### Entries ###

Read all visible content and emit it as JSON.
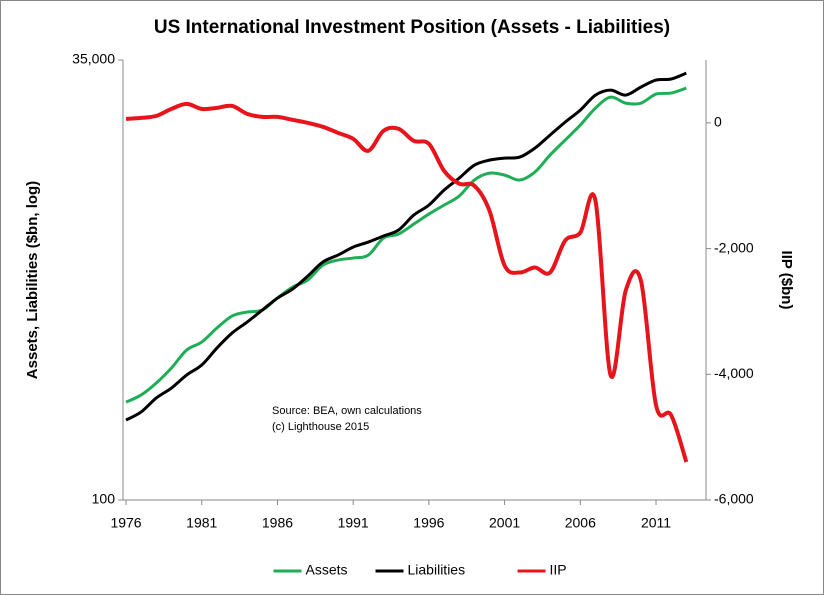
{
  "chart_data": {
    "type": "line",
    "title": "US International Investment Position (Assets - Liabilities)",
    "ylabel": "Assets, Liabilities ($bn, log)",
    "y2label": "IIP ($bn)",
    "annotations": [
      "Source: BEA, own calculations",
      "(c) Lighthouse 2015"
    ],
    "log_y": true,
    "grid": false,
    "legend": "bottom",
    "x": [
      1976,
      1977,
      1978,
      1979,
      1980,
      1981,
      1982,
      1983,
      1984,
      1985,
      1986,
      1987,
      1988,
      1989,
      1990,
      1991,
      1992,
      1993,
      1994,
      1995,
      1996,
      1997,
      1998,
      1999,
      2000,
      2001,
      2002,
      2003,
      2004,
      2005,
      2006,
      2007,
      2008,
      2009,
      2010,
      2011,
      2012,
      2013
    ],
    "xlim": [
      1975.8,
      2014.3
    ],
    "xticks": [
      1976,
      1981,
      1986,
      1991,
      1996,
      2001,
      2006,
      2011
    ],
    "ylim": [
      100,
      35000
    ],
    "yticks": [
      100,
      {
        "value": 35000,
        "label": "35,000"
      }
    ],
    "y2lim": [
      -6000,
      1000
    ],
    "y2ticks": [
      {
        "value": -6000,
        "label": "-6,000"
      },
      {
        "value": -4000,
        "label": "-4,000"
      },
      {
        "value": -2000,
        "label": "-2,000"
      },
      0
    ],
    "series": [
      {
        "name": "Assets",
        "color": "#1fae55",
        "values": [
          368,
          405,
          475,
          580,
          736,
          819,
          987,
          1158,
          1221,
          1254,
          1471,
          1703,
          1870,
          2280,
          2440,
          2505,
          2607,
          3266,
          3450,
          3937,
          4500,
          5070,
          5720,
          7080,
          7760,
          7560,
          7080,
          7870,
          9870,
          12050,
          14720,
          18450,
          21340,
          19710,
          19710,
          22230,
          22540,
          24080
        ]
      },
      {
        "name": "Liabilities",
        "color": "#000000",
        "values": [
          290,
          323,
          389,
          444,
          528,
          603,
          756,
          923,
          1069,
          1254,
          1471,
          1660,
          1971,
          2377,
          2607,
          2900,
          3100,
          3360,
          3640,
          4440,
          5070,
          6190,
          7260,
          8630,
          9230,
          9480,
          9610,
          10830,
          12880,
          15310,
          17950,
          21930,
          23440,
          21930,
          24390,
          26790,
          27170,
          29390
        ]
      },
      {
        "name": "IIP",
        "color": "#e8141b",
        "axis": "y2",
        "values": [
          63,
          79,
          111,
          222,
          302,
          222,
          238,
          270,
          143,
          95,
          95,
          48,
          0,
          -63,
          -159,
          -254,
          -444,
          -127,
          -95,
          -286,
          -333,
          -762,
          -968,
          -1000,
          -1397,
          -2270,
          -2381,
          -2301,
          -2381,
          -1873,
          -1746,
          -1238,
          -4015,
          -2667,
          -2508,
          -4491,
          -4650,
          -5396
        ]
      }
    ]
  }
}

###
### Entries ###

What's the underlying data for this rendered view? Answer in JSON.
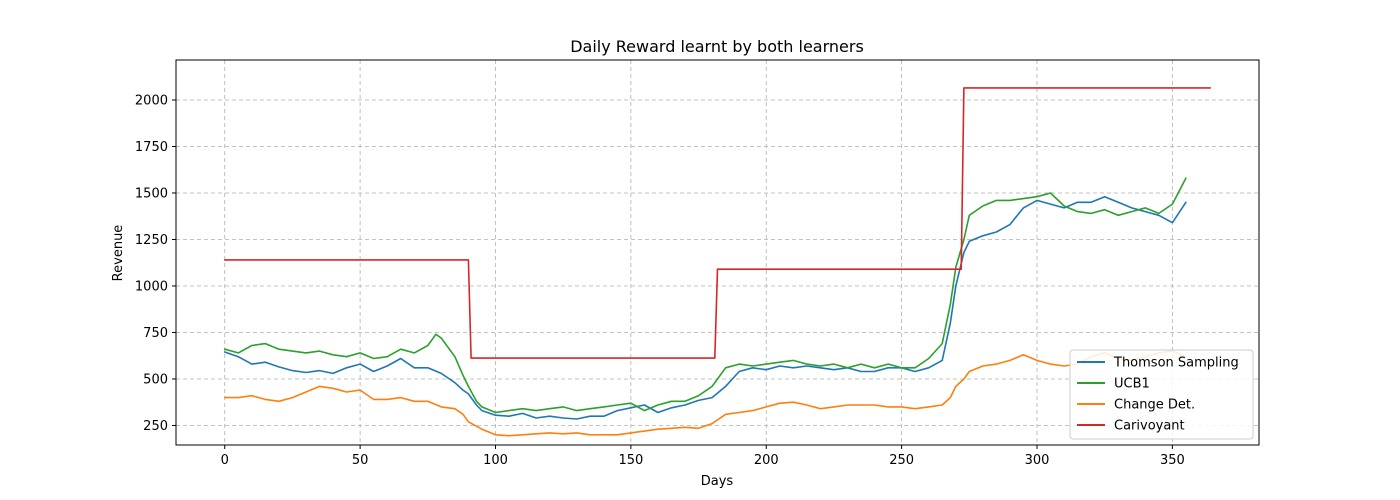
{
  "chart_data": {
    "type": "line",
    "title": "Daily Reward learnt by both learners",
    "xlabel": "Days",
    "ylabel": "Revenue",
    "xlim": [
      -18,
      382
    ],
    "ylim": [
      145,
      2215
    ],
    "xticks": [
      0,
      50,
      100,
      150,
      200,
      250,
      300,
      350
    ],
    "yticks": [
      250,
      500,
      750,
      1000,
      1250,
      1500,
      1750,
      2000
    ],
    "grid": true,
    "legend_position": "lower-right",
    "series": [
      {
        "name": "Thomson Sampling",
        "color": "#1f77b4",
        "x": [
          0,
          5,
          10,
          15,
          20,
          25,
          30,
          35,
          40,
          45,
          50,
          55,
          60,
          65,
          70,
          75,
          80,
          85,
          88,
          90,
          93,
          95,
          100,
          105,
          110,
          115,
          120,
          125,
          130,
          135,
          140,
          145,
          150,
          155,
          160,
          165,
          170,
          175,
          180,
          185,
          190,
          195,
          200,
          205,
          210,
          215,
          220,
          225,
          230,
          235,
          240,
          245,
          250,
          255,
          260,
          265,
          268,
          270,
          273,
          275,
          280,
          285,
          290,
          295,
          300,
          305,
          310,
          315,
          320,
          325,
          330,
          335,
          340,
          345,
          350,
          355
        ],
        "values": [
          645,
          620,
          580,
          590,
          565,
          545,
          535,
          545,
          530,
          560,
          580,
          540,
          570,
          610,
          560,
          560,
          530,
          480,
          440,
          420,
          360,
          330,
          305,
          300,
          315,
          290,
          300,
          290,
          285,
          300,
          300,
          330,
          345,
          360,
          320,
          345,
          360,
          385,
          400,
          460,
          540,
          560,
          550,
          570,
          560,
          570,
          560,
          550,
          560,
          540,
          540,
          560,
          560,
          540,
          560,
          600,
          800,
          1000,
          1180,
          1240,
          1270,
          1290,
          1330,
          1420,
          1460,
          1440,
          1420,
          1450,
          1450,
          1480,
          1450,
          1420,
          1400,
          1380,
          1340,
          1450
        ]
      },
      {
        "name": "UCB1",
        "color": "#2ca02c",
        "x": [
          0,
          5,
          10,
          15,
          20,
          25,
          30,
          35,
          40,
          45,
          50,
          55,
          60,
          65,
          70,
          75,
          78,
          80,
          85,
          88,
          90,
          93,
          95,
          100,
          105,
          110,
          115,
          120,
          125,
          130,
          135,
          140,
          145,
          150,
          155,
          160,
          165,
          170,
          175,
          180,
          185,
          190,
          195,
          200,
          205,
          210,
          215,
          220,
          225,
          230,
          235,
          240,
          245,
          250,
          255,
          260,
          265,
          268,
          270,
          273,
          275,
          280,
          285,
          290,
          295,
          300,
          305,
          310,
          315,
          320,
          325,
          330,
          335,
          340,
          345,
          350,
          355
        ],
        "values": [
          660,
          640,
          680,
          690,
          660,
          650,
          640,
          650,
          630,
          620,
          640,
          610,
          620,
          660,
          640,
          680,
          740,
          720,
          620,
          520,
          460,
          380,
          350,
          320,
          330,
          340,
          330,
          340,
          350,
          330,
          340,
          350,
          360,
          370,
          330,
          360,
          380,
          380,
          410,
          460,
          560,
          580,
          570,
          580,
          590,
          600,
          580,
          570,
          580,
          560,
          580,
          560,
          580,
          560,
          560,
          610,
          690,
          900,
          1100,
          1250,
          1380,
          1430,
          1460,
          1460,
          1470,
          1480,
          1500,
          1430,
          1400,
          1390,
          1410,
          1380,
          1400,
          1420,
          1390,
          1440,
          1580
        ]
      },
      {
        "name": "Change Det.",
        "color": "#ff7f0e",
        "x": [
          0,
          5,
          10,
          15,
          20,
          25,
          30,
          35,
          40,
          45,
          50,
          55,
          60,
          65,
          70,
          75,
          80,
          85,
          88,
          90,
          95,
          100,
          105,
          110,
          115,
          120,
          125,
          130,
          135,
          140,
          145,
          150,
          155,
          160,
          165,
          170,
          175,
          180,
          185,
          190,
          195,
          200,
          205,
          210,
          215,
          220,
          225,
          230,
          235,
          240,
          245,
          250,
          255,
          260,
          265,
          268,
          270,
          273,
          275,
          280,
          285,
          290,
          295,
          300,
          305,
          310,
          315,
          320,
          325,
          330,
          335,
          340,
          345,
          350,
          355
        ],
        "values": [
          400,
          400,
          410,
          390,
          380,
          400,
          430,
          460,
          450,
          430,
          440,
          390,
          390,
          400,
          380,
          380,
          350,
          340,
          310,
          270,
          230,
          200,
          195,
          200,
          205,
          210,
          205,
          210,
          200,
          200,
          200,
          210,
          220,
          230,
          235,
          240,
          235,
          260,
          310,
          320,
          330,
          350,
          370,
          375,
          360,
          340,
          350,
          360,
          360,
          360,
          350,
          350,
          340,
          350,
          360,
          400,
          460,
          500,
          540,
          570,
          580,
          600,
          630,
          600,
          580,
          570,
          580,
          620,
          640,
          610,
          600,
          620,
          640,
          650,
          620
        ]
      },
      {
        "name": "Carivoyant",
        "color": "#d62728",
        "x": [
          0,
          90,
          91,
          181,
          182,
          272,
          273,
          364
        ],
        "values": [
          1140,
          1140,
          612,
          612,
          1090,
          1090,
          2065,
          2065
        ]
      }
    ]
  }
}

###

Task:
Copy out each line of the records that holds the string "Assets".

Output for this task:
    "title": "US International Investment Position (Assets - Liabilities)",
    "ylabel": "Assets, Liabilities ($bn, log)",
        "name": "Assets",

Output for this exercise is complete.